* [TASK STATEMENT]
Collect each line of the records containing the string "Measure".

* [DATA LINES]

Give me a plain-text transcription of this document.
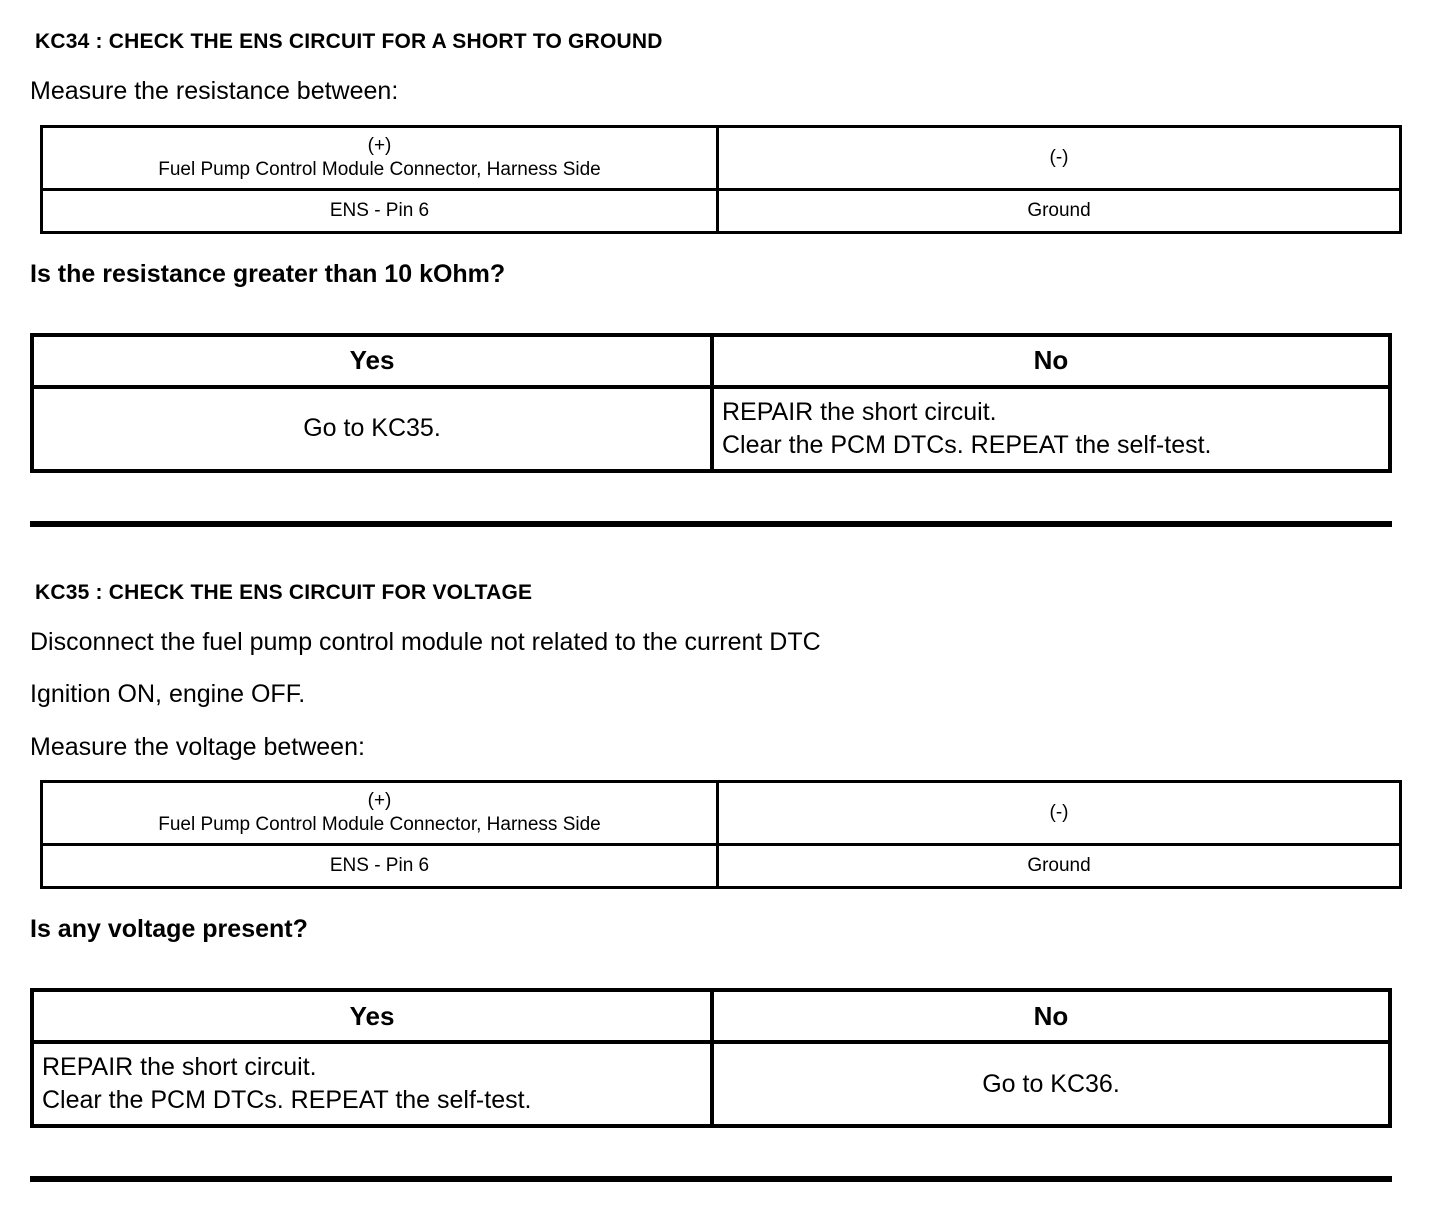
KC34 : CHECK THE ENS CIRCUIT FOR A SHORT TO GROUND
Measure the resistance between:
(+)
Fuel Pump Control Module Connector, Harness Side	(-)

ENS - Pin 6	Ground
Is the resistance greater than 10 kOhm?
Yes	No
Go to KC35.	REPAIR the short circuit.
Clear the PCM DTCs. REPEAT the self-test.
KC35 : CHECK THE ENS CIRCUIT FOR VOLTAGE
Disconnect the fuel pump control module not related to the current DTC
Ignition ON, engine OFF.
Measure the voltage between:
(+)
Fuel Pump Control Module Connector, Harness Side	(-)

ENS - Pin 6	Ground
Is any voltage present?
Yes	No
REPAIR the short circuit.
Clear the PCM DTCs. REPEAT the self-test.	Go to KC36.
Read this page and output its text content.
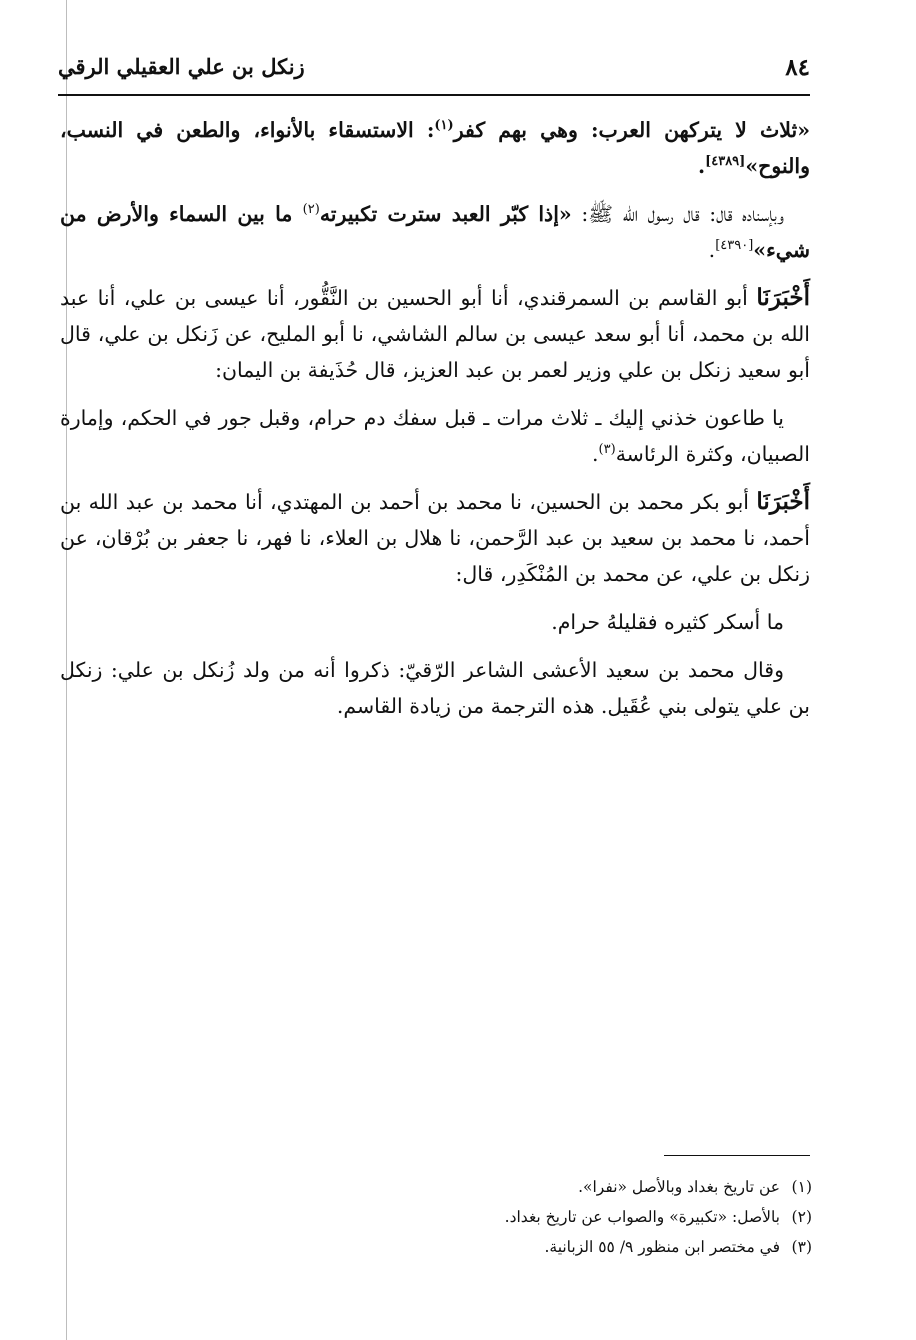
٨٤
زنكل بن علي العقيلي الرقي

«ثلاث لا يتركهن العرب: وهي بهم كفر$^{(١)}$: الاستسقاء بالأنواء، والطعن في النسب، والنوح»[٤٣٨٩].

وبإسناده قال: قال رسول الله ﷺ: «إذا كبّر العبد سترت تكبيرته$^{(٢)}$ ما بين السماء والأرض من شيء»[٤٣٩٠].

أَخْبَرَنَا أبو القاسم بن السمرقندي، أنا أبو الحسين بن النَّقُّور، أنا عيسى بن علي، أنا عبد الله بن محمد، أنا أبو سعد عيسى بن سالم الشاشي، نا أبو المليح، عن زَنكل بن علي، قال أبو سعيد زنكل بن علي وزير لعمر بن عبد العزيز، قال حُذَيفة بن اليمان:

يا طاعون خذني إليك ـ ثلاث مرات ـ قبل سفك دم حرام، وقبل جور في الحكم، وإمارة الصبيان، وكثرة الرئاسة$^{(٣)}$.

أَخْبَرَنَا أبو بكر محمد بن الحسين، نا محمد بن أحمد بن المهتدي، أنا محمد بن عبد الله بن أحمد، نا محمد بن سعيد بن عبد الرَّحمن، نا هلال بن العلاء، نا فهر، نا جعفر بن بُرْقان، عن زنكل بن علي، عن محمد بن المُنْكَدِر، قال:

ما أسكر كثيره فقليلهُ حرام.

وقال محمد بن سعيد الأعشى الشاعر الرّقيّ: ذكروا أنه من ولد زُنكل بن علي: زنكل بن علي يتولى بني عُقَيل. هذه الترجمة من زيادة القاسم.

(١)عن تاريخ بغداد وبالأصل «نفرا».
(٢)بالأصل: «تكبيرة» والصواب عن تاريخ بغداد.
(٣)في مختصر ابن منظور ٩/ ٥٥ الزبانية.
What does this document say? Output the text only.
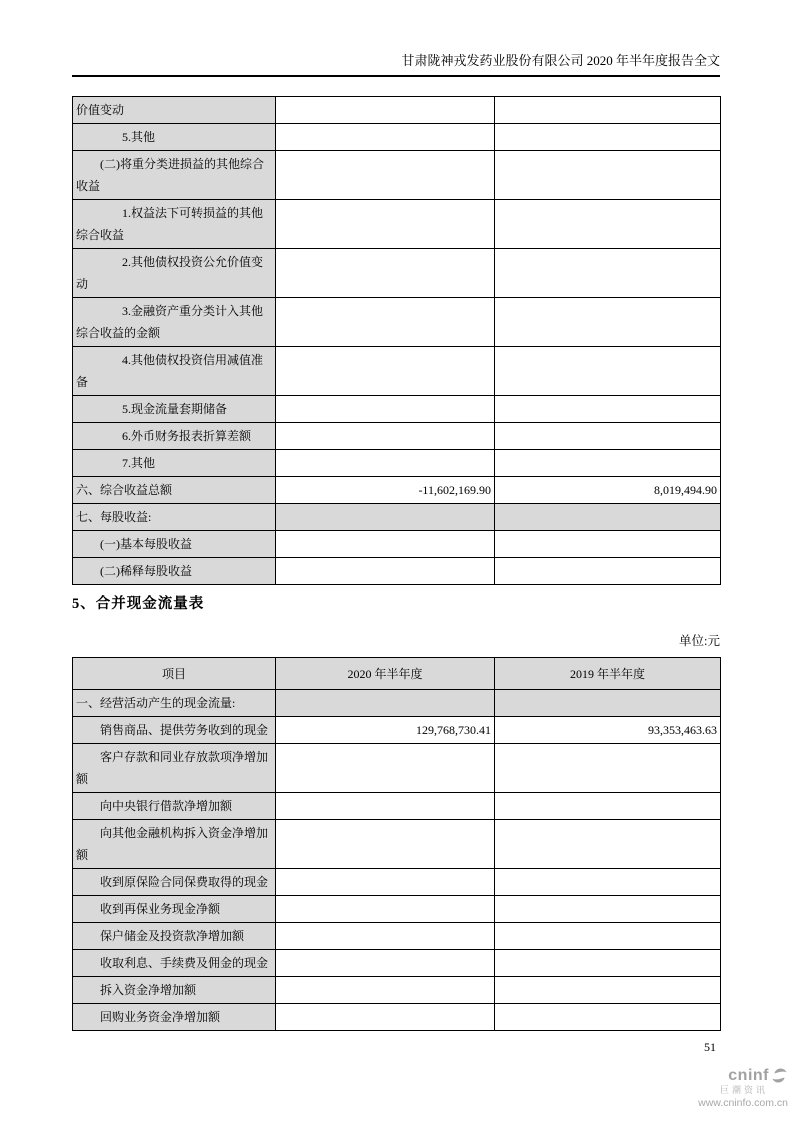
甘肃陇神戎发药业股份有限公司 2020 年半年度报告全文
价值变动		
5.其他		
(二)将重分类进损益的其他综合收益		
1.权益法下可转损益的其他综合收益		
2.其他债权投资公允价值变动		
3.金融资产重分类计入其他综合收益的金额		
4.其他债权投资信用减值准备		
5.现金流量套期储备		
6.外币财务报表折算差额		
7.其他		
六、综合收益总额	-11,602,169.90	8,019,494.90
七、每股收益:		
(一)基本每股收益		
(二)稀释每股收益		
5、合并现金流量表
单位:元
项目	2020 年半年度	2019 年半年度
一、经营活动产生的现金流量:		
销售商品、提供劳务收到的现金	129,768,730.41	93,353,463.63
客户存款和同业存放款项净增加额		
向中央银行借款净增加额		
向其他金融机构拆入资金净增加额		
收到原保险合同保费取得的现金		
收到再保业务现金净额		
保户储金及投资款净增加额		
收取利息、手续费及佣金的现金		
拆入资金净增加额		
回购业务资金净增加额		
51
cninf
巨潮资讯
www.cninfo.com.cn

--

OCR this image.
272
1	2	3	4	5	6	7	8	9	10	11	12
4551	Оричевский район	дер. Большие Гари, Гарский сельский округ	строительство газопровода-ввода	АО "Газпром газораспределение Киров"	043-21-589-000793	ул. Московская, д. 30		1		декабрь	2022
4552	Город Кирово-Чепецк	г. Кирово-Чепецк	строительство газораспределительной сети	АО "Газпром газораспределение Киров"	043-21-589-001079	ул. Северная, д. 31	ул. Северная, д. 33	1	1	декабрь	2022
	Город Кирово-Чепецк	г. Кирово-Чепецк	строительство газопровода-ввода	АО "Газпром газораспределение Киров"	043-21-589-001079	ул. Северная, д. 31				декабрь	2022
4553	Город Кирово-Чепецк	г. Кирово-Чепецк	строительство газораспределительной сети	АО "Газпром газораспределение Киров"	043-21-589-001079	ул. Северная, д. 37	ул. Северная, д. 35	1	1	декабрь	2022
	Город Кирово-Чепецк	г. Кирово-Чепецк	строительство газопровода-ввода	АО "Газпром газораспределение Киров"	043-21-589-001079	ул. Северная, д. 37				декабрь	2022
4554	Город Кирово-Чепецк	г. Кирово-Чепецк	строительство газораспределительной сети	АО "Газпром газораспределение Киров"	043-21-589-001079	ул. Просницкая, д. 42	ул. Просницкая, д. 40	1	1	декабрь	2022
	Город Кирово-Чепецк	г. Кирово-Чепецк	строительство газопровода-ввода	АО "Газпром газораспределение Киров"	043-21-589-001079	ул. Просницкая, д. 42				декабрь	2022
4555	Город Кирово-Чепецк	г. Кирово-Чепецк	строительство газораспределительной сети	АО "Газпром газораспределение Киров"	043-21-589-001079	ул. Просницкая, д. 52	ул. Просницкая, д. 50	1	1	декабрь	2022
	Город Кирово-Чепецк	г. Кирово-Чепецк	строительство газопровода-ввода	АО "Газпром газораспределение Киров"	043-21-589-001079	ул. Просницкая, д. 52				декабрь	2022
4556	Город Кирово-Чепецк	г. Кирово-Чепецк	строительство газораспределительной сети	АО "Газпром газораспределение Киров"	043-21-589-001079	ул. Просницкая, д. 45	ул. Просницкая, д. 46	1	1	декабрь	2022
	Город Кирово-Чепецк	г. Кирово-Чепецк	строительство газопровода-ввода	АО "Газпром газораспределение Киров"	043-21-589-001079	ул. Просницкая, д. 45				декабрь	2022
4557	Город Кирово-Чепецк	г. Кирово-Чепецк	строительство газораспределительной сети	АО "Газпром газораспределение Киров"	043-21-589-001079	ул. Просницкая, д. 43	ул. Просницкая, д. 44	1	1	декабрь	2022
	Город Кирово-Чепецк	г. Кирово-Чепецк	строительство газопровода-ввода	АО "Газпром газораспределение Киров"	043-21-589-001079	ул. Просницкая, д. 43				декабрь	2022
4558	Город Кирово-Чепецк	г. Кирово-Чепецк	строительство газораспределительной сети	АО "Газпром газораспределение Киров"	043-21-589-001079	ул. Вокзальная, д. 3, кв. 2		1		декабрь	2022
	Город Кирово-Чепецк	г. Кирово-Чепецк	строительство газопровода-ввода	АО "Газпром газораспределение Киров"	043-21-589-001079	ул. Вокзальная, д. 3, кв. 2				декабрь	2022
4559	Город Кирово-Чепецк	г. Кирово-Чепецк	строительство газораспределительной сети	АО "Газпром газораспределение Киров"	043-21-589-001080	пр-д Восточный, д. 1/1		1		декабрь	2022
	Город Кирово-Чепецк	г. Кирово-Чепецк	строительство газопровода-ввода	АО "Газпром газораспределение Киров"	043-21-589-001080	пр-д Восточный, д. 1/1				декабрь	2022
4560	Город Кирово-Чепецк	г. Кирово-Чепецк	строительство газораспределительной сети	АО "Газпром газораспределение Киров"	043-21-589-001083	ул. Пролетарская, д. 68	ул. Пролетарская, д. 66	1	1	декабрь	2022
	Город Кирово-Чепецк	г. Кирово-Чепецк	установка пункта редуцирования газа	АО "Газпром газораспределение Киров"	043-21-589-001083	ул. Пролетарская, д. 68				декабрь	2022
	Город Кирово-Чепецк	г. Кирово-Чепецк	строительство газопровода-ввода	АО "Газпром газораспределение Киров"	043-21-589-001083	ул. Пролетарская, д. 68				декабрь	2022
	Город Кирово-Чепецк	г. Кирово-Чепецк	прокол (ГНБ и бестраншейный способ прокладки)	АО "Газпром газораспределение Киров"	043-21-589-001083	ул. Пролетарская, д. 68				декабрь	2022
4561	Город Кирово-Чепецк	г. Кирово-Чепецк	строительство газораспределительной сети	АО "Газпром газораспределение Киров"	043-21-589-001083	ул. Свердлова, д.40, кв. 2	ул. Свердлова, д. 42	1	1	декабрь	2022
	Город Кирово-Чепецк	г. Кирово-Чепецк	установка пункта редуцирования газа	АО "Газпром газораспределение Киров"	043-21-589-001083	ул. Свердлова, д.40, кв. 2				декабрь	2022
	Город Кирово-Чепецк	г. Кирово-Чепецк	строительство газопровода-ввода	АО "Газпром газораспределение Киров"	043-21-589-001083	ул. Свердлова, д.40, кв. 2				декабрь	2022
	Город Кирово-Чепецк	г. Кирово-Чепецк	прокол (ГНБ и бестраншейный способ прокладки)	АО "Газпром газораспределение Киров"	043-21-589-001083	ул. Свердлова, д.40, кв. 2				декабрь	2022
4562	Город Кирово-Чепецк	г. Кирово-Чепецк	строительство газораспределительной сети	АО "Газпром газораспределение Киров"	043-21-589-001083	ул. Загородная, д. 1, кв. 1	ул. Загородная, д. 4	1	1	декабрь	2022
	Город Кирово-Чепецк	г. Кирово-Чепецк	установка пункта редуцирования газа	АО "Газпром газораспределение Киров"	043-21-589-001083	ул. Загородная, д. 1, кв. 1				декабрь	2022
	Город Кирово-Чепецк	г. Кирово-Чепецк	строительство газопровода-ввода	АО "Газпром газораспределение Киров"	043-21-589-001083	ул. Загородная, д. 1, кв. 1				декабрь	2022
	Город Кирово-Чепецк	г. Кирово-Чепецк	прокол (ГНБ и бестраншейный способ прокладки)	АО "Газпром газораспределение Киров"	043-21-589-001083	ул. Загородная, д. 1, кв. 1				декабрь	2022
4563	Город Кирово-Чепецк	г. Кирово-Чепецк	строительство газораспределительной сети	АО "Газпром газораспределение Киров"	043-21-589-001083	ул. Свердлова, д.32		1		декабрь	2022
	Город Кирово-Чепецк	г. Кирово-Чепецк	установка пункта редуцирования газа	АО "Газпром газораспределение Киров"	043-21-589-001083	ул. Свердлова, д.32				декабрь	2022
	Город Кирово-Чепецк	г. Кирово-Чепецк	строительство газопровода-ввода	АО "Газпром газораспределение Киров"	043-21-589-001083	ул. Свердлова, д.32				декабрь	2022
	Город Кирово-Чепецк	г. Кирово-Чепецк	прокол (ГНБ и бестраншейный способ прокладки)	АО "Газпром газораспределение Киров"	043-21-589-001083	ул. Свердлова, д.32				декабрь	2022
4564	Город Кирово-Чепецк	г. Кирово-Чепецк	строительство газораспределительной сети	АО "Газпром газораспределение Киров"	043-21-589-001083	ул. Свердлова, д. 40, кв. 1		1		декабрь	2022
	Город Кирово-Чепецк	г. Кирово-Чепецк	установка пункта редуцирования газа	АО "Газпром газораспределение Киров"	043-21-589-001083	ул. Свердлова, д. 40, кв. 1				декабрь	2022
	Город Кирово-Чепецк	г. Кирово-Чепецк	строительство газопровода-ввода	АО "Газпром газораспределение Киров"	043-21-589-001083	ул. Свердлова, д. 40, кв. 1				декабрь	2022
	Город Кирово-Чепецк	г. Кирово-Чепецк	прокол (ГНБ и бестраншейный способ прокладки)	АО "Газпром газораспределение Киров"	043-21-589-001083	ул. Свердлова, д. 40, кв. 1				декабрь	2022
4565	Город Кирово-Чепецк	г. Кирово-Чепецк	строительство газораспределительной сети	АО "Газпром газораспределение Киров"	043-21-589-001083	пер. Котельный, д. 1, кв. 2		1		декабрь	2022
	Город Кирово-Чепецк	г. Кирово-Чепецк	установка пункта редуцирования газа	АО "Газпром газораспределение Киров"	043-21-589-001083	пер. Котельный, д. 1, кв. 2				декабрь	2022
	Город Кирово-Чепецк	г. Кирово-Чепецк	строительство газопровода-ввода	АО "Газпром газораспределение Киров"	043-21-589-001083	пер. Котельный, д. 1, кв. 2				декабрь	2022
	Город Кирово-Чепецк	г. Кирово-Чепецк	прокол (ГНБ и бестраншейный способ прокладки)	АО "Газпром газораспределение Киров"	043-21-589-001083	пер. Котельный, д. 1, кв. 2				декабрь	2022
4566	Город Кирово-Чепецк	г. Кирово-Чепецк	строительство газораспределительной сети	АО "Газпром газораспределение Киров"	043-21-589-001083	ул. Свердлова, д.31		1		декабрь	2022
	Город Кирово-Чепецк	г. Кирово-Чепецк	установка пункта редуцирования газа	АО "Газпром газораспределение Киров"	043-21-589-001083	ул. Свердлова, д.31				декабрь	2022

* [THE RESULT]
Measure the resistance between:
Measure the voltage between:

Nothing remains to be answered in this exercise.